### Texte fourni ###

Dans ces décors aussi simples que beaux, la main du réalisateur intervient ça et là, pour montrer que c’est l’histoire de sa famille, son histoire. Les mains de Luigi, si fortes, si belles, ont permis de nourrir cette nombreuse famille, avec dignité. On les retrouve dans les mains de son fils Vincent, si habile en bricolage, et de son petit-fils Alain qui, de ses mains, fait revivre toute une époque, toute une histoire familiale.
Interdit aux chiens et aux Italiens est le récit d’une transmission mais aussi celle de déplacement universel. En Europe au 20° siècle, c’est l’évocation des Russes, des Irlandais, des Catalans, des Polonais… Alain Ughetto nous rappelle que, depuis que le monde est monde, les êtres humains se sont toujours déplacés. A l’inverse des plantes et des végétaux, ils n’ont pas de racine mais des pieds, des jambes et de l’espérance pour se déplacer, avancer, rechercher une vie meilleure. Hier comme aujourd’hui.

### Données fournies ###

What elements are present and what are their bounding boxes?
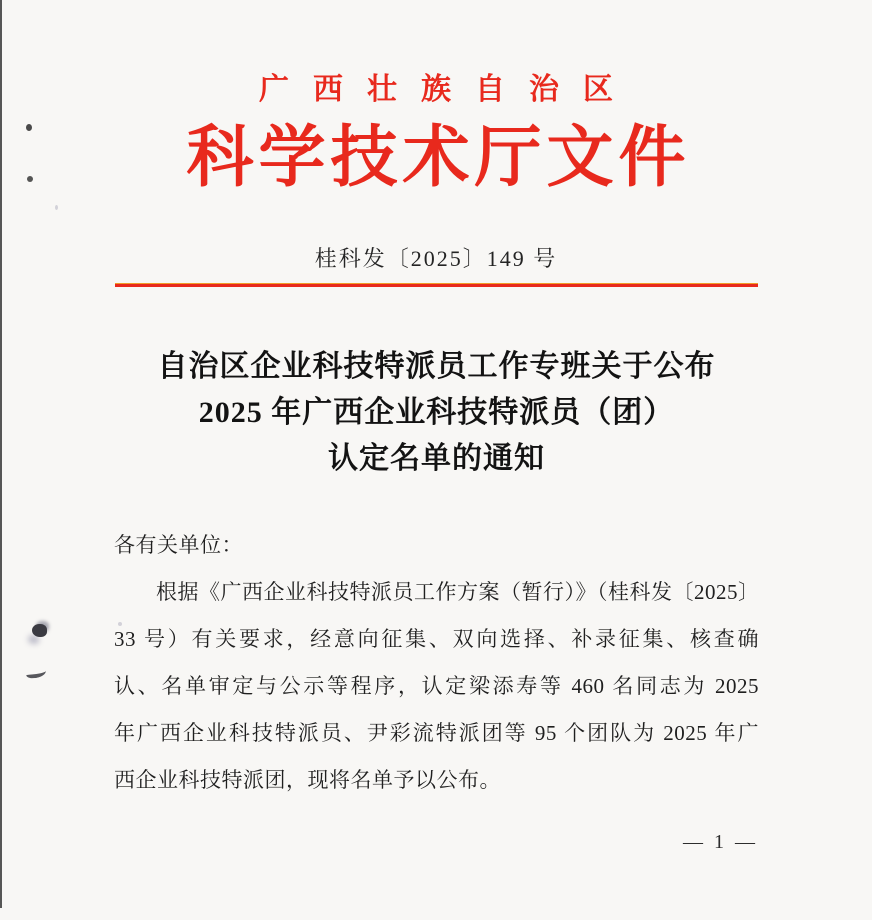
- document-reference-number: 桂科发〔2025〕149 号: [314, 246, 558, 271]
- scan-ink-smudge: [26, 667, 47, 679]
- paragraph-line: 根据《广西企业科技特派员工作方案（暂行）》（桂科发〔2025〕: [156, 580, 760, 604]
- paragraph-line: 年广西企业科技特派员、尹彩流特派团等 95 个团队为 2025 年广: [114, 721, 759, 745]
- letterhead-region-name: 广西壮族自治区: [259, 73, 637, 106]
- scan-ink-blob: [32, 624, 47, 637]
- notice-title-line-3: 认定名单的通知: [328, 442, 545, 475]
- scan-speck: [55, 205, 58, 210]
- notice-title-line-2: 2025 年广西企业科技特派员（团）: [198, 396, 675, 429]
- salutation: 各有关单位：: [114, 533, 243, 557]
- paragraph-line: 33 号）有关要求，经意向征集、双向选择、补录征集、核查确: [114, 627, 759, 651]
- letterhead-agency-document-title: 科学技术厅文件: [186, 121, 691, 195]
- paragraph-line: 认、名单审定与公示等程序，认定梁添寿等 460 名同志为 2025: [114, 674, 759, 698]
- paragraph-line: 西企业科技特派团，现将名单予以公布。: [114, 768, 501, 792]
- page-number: — 1 —: [683, 831, 758, 853]
- notice-title-line-1: 自治区企业科技特派员工作专班关于公布: [157, 350, 716, 383]
- red-divider-line: [115, 283, 758, 287]
- notice-body: [114, 522, 759, 804]
- notice-title: [114, 344, 759, 482]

###

■ **Exercices à réaliser**:
1/ Pour chacune des affirmations (a), (b) et (c), indiquez si elle concorde avec le texte sur le film Interdit aux chiens et aux Italiens. Répondez par oui ou par non, puis citez textuellement les mots du texte qui tranchent.
(a) Les mains de Luigi ont permis de nourrir une famille nombreuse.
(b) Vincent est le petit-fils de Luigi.
(c) Le texte attribue aux êtres humains des racines, comme aux plantes.
2/ Poursuivez le texte sur le film Interdit aux chiens et aux Italiens à partir de sa dernière phrase.

■ **Réponses aux exercices**:
1/
(a) Oui : « Les mains de Luigi, si fortes, si belles, ont permis de nourrir cette nombreuse famille, avec dignité. »
(b) Non : « de son fils Vincent, si habile en bricolage, et de son petit-fils Alain »
(c) Non : « A l’inverse des plantes et des végétaux, ils n’ont pas de racine mais des pieds, des jambes et de l’espérance pour se déplacer »

2/
Le précédent film du réalisateur, Jasmine (2013) était un poème visuel et sonore, le récit en pâte à modeler d’un amour inabouti, une œuvre rare au cinéma mais pas forcément accessible à tous. Avec Interdit aux chiens et aux Italiens, il garde la poésie des formes, la finesse des personnages et, avec une mise en scène limpide, touche au cœur de chacun.
Le film d’Alain Ughetto était en compétition officielle au dernier Festival international du film d’animation d’Annecy, où il a reçu le prix du jury. Il a obtenu le Prix Croire au cinéma 2024, décerné par SIGNIS France et ses partenaires des médias catholiques.